## Required task
Extract the full listing below without altering a single character.

──────── Records for the exercise

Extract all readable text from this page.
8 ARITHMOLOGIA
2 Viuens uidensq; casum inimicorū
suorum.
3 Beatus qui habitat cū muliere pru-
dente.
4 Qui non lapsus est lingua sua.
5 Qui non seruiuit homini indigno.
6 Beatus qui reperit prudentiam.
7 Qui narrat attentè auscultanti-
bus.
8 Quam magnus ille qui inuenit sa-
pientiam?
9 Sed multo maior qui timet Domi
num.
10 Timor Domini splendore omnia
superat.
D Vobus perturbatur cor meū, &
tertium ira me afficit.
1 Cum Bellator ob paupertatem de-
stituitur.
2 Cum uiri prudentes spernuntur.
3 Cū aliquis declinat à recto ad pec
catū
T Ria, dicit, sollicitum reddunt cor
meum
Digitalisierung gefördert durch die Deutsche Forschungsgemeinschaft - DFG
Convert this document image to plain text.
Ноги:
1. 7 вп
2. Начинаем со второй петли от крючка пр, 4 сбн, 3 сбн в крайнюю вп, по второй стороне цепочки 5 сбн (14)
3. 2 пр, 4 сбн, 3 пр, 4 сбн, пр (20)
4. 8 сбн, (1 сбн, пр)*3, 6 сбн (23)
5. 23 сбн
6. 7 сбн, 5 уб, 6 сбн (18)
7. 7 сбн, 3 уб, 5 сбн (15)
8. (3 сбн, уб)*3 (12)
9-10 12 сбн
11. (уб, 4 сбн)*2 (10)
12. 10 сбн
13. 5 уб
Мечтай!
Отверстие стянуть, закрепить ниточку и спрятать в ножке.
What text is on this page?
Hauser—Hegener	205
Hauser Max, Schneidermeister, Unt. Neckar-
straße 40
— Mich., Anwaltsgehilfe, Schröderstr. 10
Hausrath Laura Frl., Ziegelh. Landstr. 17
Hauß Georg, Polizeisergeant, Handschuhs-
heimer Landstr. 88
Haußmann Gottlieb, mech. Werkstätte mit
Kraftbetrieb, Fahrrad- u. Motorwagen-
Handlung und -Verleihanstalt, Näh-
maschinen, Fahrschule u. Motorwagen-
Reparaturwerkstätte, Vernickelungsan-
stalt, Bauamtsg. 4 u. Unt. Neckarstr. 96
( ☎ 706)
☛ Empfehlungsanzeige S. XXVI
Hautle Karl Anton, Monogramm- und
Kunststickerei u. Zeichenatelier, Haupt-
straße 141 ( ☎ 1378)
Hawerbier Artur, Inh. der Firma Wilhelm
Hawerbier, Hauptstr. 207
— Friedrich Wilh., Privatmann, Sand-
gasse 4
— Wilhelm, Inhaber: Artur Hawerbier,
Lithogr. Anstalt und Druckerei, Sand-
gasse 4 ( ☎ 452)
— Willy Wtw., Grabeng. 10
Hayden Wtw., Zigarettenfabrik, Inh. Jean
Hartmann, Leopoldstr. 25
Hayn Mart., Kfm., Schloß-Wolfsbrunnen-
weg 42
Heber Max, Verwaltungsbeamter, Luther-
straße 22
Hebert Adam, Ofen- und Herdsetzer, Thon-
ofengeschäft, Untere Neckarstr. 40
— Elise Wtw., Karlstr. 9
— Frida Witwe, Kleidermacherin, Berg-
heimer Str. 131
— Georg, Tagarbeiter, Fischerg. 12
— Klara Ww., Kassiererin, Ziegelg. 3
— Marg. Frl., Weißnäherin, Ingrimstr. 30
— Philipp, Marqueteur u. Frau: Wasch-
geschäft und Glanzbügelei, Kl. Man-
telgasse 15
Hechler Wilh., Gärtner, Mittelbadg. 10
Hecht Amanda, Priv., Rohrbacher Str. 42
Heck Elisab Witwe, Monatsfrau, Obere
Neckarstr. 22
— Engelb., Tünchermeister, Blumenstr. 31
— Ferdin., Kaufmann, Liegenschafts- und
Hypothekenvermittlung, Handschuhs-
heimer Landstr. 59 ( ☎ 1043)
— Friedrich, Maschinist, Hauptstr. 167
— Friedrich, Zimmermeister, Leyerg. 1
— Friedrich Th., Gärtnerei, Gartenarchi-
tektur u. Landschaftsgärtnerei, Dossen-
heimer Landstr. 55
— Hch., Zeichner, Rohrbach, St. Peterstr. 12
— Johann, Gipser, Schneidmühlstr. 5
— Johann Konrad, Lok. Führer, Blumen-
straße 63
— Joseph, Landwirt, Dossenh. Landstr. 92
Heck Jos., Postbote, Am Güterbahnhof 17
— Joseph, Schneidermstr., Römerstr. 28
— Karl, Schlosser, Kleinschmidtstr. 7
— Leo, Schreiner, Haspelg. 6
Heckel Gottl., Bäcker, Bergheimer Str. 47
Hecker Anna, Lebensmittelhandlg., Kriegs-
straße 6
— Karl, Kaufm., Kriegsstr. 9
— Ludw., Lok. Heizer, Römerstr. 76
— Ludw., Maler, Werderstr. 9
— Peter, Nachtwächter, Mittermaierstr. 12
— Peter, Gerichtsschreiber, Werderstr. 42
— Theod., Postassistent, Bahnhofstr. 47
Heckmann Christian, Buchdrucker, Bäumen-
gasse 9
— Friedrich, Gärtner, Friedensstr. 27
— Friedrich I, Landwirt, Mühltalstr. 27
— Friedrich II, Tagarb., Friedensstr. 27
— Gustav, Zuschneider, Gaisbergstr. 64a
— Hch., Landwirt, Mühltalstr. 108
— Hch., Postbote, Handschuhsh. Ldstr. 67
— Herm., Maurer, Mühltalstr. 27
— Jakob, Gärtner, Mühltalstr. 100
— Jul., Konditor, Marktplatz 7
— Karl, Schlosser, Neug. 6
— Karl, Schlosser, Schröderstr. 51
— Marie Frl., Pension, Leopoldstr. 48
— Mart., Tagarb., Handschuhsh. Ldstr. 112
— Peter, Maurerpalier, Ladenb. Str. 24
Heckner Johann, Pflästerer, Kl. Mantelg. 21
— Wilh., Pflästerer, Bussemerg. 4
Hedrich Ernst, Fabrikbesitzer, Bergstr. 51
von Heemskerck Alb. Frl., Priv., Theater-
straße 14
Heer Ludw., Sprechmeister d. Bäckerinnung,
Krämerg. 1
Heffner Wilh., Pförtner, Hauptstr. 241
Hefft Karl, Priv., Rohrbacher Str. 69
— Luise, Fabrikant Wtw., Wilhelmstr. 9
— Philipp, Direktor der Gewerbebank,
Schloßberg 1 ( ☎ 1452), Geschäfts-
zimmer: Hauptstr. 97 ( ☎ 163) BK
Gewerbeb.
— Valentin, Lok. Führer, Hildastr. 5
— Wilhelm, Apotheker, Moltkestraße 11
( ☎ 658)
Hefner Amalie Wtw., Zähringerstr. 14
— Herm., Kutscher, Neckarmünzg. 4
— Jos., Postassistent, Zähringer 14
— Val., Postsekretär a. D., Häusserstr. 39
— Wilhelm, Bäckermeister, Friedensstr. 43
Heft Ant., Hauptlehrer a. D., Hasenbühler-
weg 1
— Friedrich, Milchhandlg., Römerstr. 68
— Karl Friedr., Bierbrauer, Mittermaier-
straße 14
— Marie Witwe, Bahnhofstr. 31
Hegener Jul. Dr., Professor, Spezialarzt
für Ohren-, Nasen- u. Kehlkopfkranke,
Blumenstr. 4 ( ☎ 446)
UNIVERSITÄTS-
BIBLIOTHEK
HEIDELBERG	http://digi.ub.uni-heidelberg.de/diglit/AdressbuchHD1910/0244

────────────────

## Finished task
Extract all readable text from this page.
8 ARITHMOLOGIA
2 Viuens uidensq; casum inimicorū
suorum.
3 Beatus qui habitat cū muliere pru-
dente.
4 Qui non lapsus est lingua sua.
5 Qui non seruiuit homini indigno.
6 Beatus qui reperit prudentiam.
7 Qui narrat attentè auscultanti-
bus.
8 Quam magnus ille qui inuenit sa-
pientiam?
9 Sed multo maior qui timet Domi
num.
10 Timor Domini splendore omnia
superat.
D Vobus perturbatur cor meū, &
tertium ira me afficit.
1 Cum Bellator ob paupertatem de-
stituitur.
2 Cum uiri prudentes spernuntur.
3 Cū aliquis declinat à recto ad pec
catū
T Ria, dicit, sollicitum reddunt cor
meum
Digitalisierung gefördert durch die Deutsche Forschungsgemeinschaft - DFG
Convert this document image to plain text.
Ноги:
1. 7 вп
2. Начинаем со второй петли от крючка пр, 4 сбн, 3 сбн в крайнюю вп, по второй стороне цепочки 5 сбн (14)
3. 2 пр, 4 сбн, 3 пр, 4 сбн, пр (20)
4. 8 сбн, (1 сбн, пр)*3, 6 сбн (23)
5. 23 сбн
6. 7 сбн, 5 уб, 6 сбн (18)
7. 7 сбн, 3 уб, 5 сбн (15)
8. (3 сбн, уб)*3 (12)
9-10 12 сбн
11. (уб, 4 сбн)*2 (10)
12. 10 сбн
13. 5 уб
Мечтай!
Отверстие стянуть, закрепить ниточку и спрятать в ножке.
What text is on this page?
Hauser—Hegener	205
Hauser Max, Schneidermeister, Unt. Neckar-
straße 40
— Mich., Anwaltsgehilfe, Schröderstr. 10
Hausrath Laura Frl., Ziegelh. Landstr. 17
Hauß Georg, Polizeisergeant, Handschuhs-
heimer Landstr. 88
Haußmann Gottlieb, mech. Werkstätte mit
Kraftbetrieb, Fahrrad- u. Motorwagen-
Handlung und -Verleihanstalt, Näh-
maschinen, Fahrschule u. Motorwagen-
Reparaturwerkstätte, Vernickelungsan-
stalt, Bauamtsg. 4 u. Unt. Neckarstr. 96
( ☎ 706)
☛ Empfehlungsanzeige S. XXVI
Hautle Karl Anton, Monogramm- und
Kunststickerei u. Zeichenatelier, Haupt-
straße 141 ( ☎ 1378)
Hawerbier Artur, Inh. der Firma Wilhelm
Hawerbier, Hauptstr. 207
— Friedrich Wilh., Privatmann, Sand-
gasse 4
— Wilhelm, Inhaber: Artur Hawerbier,
Lithogr. Anstalt und Druckerei, Sand-
gasse 4 ( ☎ 452)
— Willy Wtw., Grabeng. 10
Hayden Wtw., Zigarettenfabrik, Inh. Jean
Hartmann, Leopoldstr. 25
Hayn Mart., Kfm., Schloß-Wolfsbrunnen-
weg 42
Heber Max, Verwaltungsbeamter, Luther-
straße 22
Hebert Adam, Ofen- und Herdsetzer, Thon-
ofengeschäft, Untere Neckarstr. 40
— Elise Wtw., Karlstr. 9
— Frida Witwe, Kleidermacherin, Berg-
heimer Str. 131
— Georg, Tagarbeiter, Fischerg. 12
— Klara Ww., Kassiererin, Ziegelg. 3
— Marg. Frl., Weißnäherin, Ingrimstr. 30
— Philipp, Marqueteur u. Frau: Wasch-
geschäft und Glanzbügelei, Kl. Man-
telgasse 15
Hechler Wilh., Gärtner, Mittelbadg. 10
Hecht Amanda, Priv., Rohrbacher Str. 42
Heck Elisab Witwe, Monatsfrau, Obere
Neckarstr. 22
— Engelb., Tünchermeister, Blumenstr. 31
— Ferdin., Kaufmann, Liegenschafts- und
Hypothekenvermittlung, Handschuhs-
heimer Landstr. 59 ( ☎ 1043)
— Friedrich, Maschinist, Hauptstr. 167
— Friedrich, Zimmermeister, Leyerg. 1
— Friedrich Th., Gärtnerei, Gartenarchi-
tektur u. Landschaftsgärtnerei, Dossen-
heimer Landstr. 55
— Hch., Zeichner, Rohrbach, St. Peterstr. 12
— Johann, Gipser, Schneidmühlstr. 5
— Johann Konrad, Lok. Führer, Blumen-
straße 63
— Joseph, Landwirt, Dossenh. Landstr. 92
Heck Jos., Postbote, Am Güterbahnhof 17
— Joseph, Schneidermstr., Römerstr. 28
— Karl, Schlosser, Kleinschmidtstr. 7
— Leo, Schreiner, Haspelg. 6
Heckel Gottl., Bäcker, Bergheimer Str. 47
Hecker Anna, Lebensmittelhandlg., Kriegs-
straße 6
— Karl, Kaufm., Kriegsstr. 9
— Ludw., Lok. Heizer, Römerstr. 76
— Ludw., Maler, Werderstr. 9
— Peter, Nachtwächter, Mittermaierstr. 12
— Peter, Gerichtsschreiber, Werderstr. 42
— Theod., Postassistent, Bahnhofstr. 47
Heckmann Christian, Buchdrucker, Bäumen-
gasse 9
— Friedrich, Gärtner, Friedensstr. 27
— Friedrich I, Landwirt, Mühltalstr. 27
— Friedrich II, Tagarb., Friedensstr. 27
— Gustav, Zuschneider, Gaisbergstr. 64a
— Hch., Landwirt, Mühltalstr. 108
— Hch., Postbote, Handschuhsh. Ldstr. 67
— Herm., Maurer, Mühltalstr. 27
— Jakob, Gärtner, Mühltalstr. 100
— Jul., Konditor, Marktplatz 7
— Karl, Schlosser, Neug. 6
— Karl, Schlosser, Schröderstr. 51
— Marie Frl., Pension, Leopoldstr. 48
— Mart., Tagarb., Handschuhsh. Ldstr. 112
— Peter, Maurerpalier, Ladenb. Str. 24
Heckner Johann, Pflästerer, Kl. Mantelg. 21
— Wilh., Pflästerer, Bussemerg. 4
Hedrich Ernst, Fabrikbesitzer, Bergstr. 51
von Heemskerck Alb. Frl., Priv., Theater-
straße 14
Heer Ludw., Sprechmeister d. Bäckerinnung,
Krämerg. 1
Heffner Wilh., Pförtner, Hauptstr. 241
Hefft Karl, Priv., Rohrbacher Str. 69
— Luise, Fabrikant Wtw., Wilhelmstr. 9
— Philipp, Direktor der Gewerbebank,
Schloßberg 1 ( ☎ 1452), Geschäfts-
zimmer: Hauptstr. 97 ( ☎ 163) BK
Gewerbeb.
— Valentin, Lok. Führer, Hildastr. 5
— Wilhelm, Apotheker, Moltkestraße 11
( ☎ 658)
Hefner Amalie Wtw., Zähringerstr. 14
— Herm., Kutscher, Neckarmünzg. 4
— Jos., Postassistent, Zähringer 14
— Val., Postsekretär a. D., Häusserstr. 39
— Wilhelm, Bäckermeister, Friedensstr. 43
Heft Ant., Hauptlehrer a. D., Hasenbühler-
weg 1
— Friedrich, Milchhandlg., Römerstr. 68
— Karl Friedr., Bierbrauer, Mittermaier-
straße 14
— Marie Witwe, Bahnhofstr. 31
Hegener Jul. Dr., Professor, Spezialarzt
für Ohren-, Nasen- u. Kehlkopfkranke,
Blumenstr. 4 ( ☎ 446)
UNIVERSITÄTS-
BIBLIOTHEK
HEIDELBERG	http://digi.ub.uni-heidelberg.de/diglit/AdressbuchHD1910/0244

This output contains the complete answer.